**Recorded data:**
-- Begin --
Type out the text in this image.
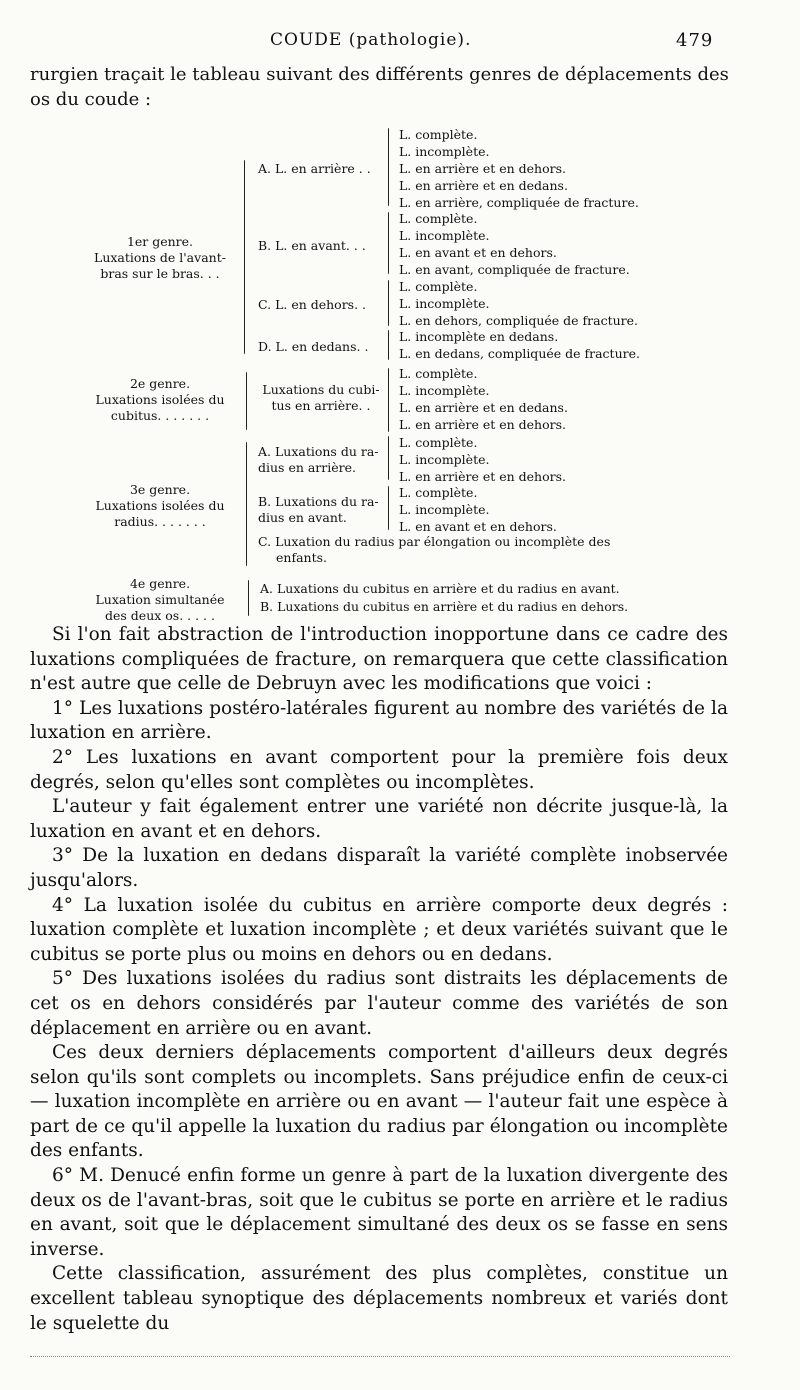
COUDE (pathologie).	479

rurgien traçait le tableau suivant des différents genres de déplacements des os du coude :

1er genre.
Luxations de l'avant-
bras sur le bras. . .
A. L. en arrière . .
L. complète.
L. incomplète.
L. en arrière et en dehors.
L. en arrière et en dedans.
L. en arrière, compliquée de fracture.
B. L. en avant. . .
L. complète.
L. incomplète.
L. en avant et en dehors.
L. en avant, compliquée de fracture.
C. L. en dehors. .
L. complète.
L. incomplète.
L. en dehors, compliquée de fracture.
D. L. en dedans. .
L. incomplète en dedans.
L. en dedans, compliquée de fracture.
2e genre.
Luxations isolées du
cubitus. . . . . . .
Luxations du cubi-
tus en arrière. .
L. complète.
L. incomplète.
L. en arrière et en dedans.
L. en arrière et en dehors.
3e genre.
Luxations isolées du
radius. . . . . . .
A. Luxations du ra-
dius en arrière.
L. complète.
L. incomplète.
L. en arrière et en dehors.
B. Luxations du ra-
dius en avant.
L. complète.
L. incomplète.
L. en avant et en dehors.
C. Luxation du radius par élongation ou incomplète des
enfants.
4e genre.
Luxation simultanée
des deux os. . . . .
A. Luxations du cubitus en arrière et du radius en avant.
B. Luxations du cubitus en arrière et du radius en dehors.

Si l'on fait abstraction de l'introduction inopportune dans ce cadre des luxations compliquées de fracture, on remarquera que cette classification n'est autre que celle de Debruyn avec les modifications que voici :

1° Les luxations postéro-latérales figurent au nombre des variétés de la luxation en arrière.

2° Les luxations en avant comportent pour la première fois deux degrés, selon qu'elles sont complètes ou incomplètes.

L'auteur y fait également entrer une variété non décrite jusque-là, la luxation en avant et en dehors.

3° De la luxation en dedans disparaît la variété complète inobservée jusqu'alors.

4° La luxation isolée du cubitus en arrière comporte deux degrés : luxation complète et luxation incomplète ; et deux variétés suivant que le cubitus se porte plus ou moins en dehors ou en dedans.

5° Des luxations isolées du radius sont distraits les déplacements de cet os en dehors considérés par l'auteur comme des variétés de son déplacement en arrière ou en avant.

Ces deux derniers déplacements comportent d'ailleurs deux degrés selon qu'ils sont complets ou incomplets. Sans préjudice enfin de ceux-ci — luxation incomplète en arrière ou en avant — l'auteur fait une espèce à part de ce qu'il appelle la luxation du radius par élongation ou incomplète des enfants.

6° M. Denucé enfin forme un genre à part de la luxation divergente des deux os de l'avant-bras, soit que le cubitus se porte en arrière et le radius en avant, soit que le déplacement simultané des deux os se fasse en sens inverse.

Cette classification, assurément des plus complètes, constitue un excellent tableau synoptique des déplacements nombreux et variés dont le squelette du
-- End --
**Task directions:**
Select every line above that contains the word "auteur", and copy it.

**Full answer:**
L'auteur y fait également entrer une variété non décrite jusque-là, la luxation en avant et en dehors.
5° Des luxations isolées du radius sont distraits les déplacements de cet os en dehors considérés par l'auteur comme des variétés de son déplacement en arrière ou en avant.
Ces deux derniers déplacements comportent d'ailleurs deux degrés selon qu'ils sont complets ou incomplets. Sans préjudice enfin de ceux-ci — luxation incomplète en arrière ou en avant — l'auteur fait une espèce à part de ce qu'il appelle la luxation du radius par élongation ou incomplète des enfants.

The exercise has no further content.